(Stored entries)
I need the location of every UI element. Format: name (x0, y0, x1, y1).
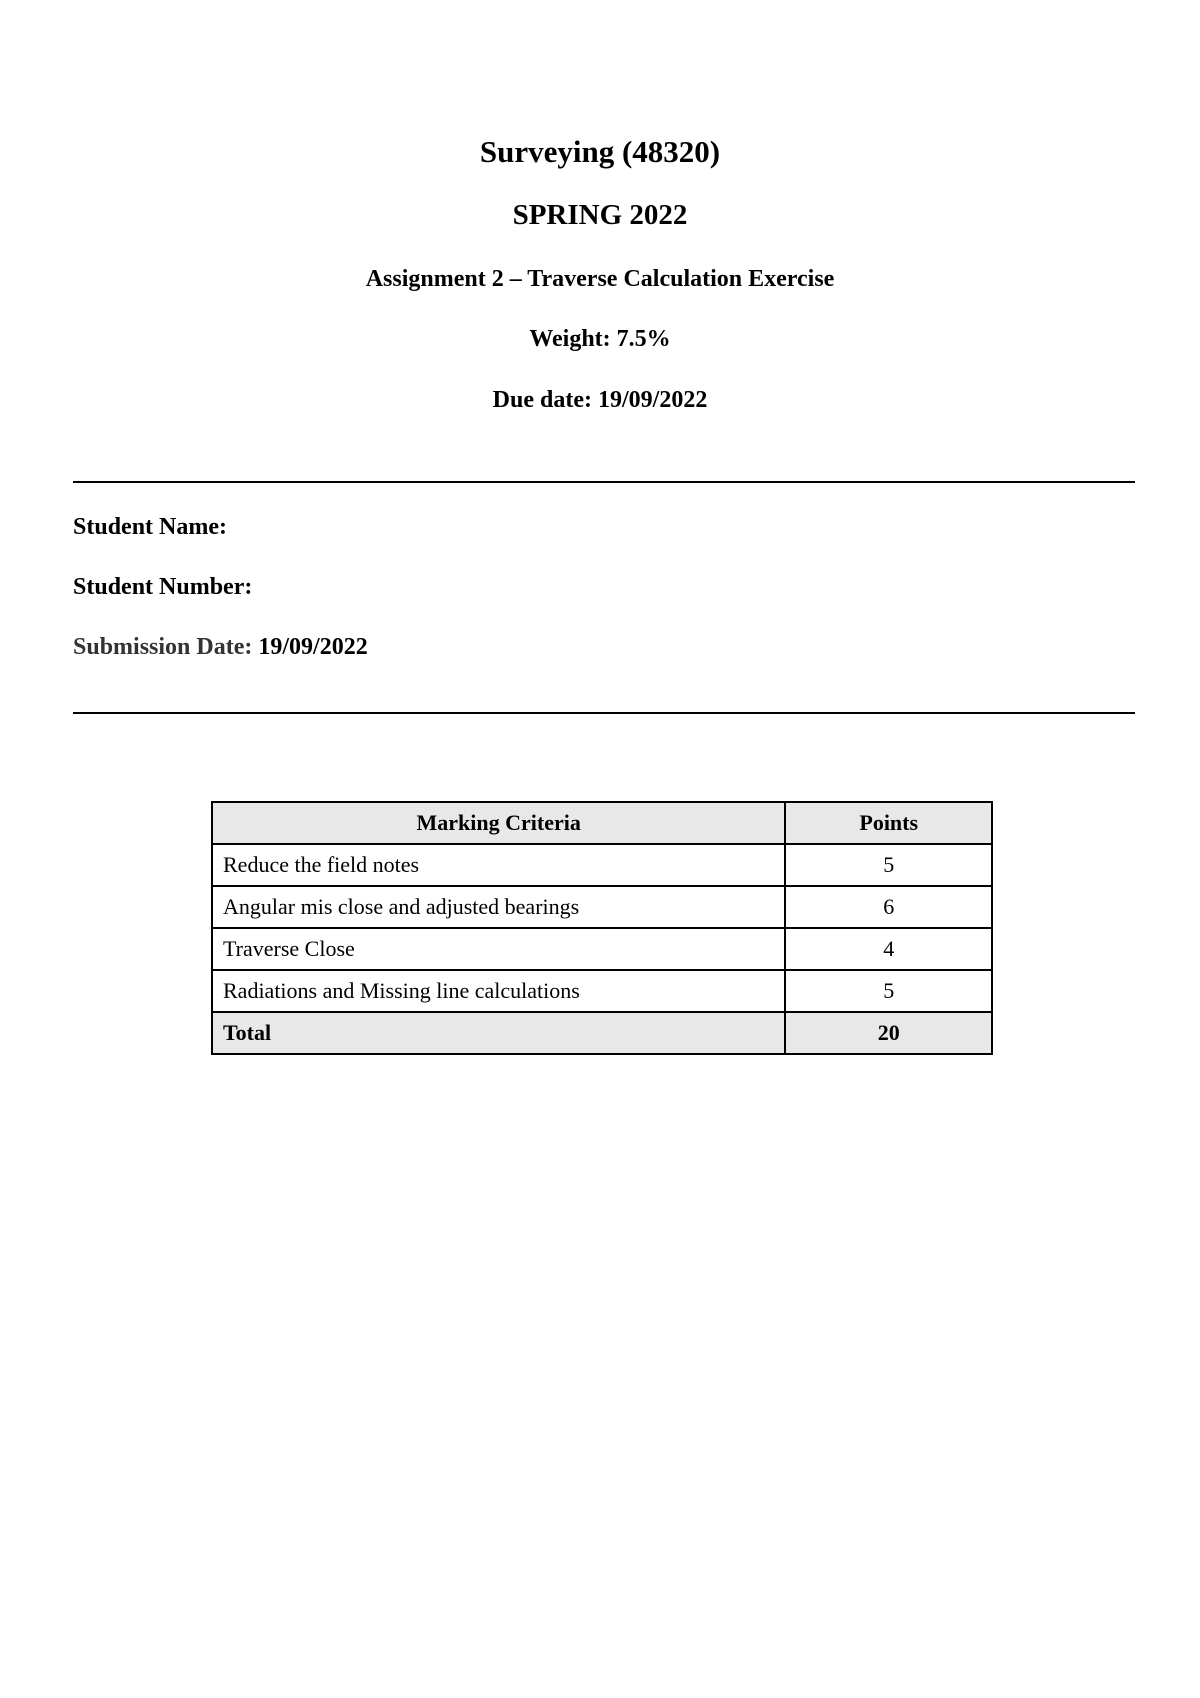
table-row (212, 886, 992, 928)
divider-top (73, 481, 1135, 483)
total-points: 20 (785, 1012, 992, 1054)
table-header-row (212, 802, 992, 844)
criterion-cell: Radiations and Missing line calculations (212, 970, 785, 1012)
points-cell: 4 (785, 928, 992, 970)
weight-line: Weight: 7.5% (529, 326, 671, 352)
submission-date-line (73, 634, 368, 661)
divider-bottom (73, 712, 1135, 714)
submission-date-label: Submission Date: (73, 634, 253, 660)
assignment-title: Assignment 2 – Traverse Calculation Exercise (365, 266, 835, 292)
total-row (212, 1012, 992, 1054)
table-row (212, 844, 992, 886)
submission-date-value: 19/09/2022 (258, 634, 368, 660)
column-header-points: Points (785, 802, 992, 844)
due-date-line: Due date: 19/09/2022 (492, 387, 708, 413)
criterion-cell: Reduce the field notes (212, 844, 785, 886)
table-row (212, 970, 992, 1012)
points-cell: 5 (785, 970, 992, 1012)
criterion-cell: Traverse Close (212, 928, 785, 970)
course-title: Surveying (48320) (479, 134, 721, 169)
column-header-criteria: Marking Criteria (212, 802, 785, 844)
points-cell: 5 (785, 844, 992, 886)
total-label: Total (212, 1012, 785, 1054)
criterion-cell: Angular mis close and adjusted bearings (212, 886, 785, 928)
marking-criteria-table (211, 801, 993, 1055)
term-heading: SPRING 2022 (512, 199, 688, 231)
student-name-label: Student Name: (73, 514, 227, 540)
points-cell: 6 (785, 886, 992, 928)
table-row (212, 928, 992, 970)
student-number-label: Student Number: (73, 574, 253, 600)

Problem »
Please return every line of the entries above verbatim, but leave out the pictures.

Task answer »
I need the location of every UI element. Format: name (x0, y0, x1, y1).
table-row (212, 886, 992, 928)
divider-top (73, 481, 1135, 483)
total-points: 20 (785, 1012, 992, 1054)
table-header-row (212, 802, 992, 844)
criterion-cell: Radiations and Missing line calculations (212, 970, 785, 1012)
points-cell: 4 (785, 928, 992, 970)
weight-line: Weight: 7.5% (529, 326, 671, 352)
submission-date-line (73, 634, 368, 661)
divider-bottom (73, 712, 1135, 714)
submission-date-label: Submission Date: (73, 634, 253, 660)
assignment-title: Assignment 2 – Traverse Calculation Exercise (365, 266, 835, 292)
total-row (212, 1012, 992, 1054)
table-row (212, 844, 992, 886)
submission-date-value: 19/09/2022 (258, 634, 368, 660)
column-header-points: Points (785, 802, 992, 844)
due-date-line: Due date: 19/09/2022 (492, 387, 708, 413)
criterion-cell: Reduce the field notes (212, 844, 785, 886)
table-row (212, 970, 992, 1012)
points-cell: 5 (785, 970, 992, 1012)
criterion-cell: Traverse Close (212, 928, 785, 970)
course-title: Surveying (48320) (479, 134, 721, 169)
column-header-criteria: Marking Criteria (212, 802, 785, 844)
points-cell: 5 (785, 844, 992, 886)
total-label: Total (212, 1012, 785, 1054)
criterion-cell: Angular mis close and adjusted bearings (212, 886, 785, 928)
marking-criteria-table (211, 801, 993, 1055)
term-heading: SPRING 2022 (512, 199, 688, 231)
student-name-label: Student Name: (73, 514, 227, 540)
points-cell: 6 (785, 886, 992, 928)
table-row (212, 928, 992, 970)
student-number-label: Student Number: (73, 574, 253, 600)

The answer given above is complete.